■ **Raw data**:
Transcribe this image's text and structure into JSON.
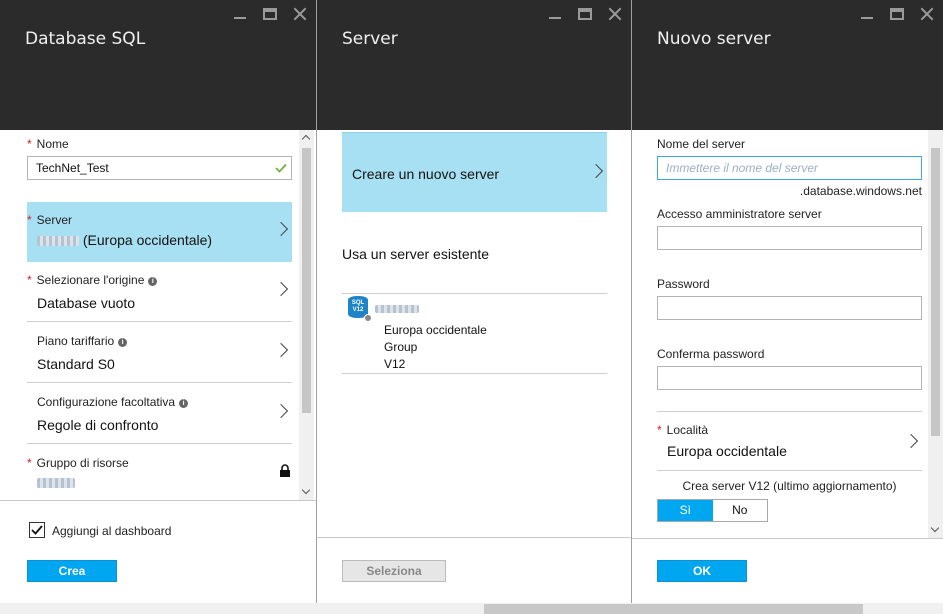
{
  "blade1": {
    "title": "Database SQL",
    "name_label": "Nome",
    "name_value": "TechNet_Test",
    "server_label": "Server",
    "server_value": "(Europa occidentale)",
    "source_label": "Selezionare l'origine",
    "source_value": "Database vuoto",
    "pricing_label": "Piano tariffario",
    "pricing_value": "Standard S0",
    "optional_label": "Configurazione facoltativa",
    "optional_value": "Regole di confronto",
    "rg_label": "Gruppo di risorse",
    "pin_label": "Aggiungi al dashboard",
    "pin_checked": true,
    "create_button": "Crea"
  },
  "blade2": {
    "title": "Server",
    "new_server": "Creare un nuovo server",
    "existing_heading": "Usa un server esistente",
    "server_item": {
      "icon_line1": "SQL",
      "icon_line2": "V12",
      "location": "Europa occidentale",
      "group": "Group",
      "version": "V12"
    },
    "select_button": "Seleziona"
  },
  "blade3": {
    "title": "Nuovo server",
    "server_name_label": "Nome del server",
    "server_name_placeholder": "Immettere il nome del server",
    "server_name_value": "",
    "domain_suffix": ".database.windows.net",
    "admin_label": "Accesso amministratore server",
    "admin_value": "",
    "password_label": "Password",
    "password_value": "",
    "confirm_label": "Conferma password",
    "confirm_value": "",
    "location_label": "Località",
    "location_value": "Europa occidentale",
    "v12_label": "Crea server V12 (ultimo aggiornamento)",
    "v12_yes": "Sì",
    "v12_no": "No",
    "v12_selected": "yes",
    "ok_button": "OK"
  },
  "colors": {
    "header_bg": "#2b2b2b",
    "selected_row": "#a8e0f3",
    "accent_button": "#00a6f0",
    "required_star": "#d42020",
    "check_green": "#6cb33e"
  }
}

■ **Given problem**:
The material above holds pictures; copy everything else in it exactly.

■ **Expected answer**:
Transcribe this image's text and structure into JSON.
{
  "blade1": {
    "title": "Database SQL",
    "name_label": "Nome",
    "name_value": "TechNet_Test",
    "server_label": "Server",
    "server_value": "(Europa occidentale)",
    "source_label": "Selezionare l'origine",
    "source_value": "Database vuoto",
    "pricing_label": "Piano tariffario",
    "pricing_value": "Standard S0",
    "optional_label": "Configurazione facoltativa",
    "optional_value": "Regole di confronto",
    "rg_label": "Gruppo di risorse",
    "pin_label": "Aggiungi al dashboard",
    "pin_checked": true,
    "create_button": "Crea"
  },
  "blade2": {
    "title": "Server",
    "new_server": "Creare un nuovo server",
    "existing_heading": "Usa un server esistente",
    "server_item": {
      "icon_line1": "SQL",
      "icon_line2": "V12",
      "location": "Europa occidentale",
      "group": "Group",
      "version": "V12"
    },
    "select_button": "Seleziona"
  },
  "blade3": {
    "title": "Nuovo server",
    "server_name_label": "Nome del server",
    "server_name_placeholder": "Immettere il nome del server",
    "server_name_value": "",
    "domain_suffix": ".database.windows.net",
    "admin_label": "Accesso amministratore server",
    "admin_value": "",
    "password_label": "Password",
    "password_value": "",
    "confirm_label": "Conferma password",
    "confirm_value": "",
    "location_label": "Località",
    "location_value": "Europa occidentale",
    "v12_label": "Crea server V12 (ultimo aggiornamento)",
    "v12_yes": "Sì",
    "v12_no": "No",
    "v12_selected": "yes",
    "ok_button": "OK"
  },
  "colors": {
    "header_bg": "#2b2b2b",
    "selected_row": "#a8e0f3",
    "accent_button": "#00a6f0",
    "required_star": "#d42020",
    "check_green": "#6cb33e"
  }
}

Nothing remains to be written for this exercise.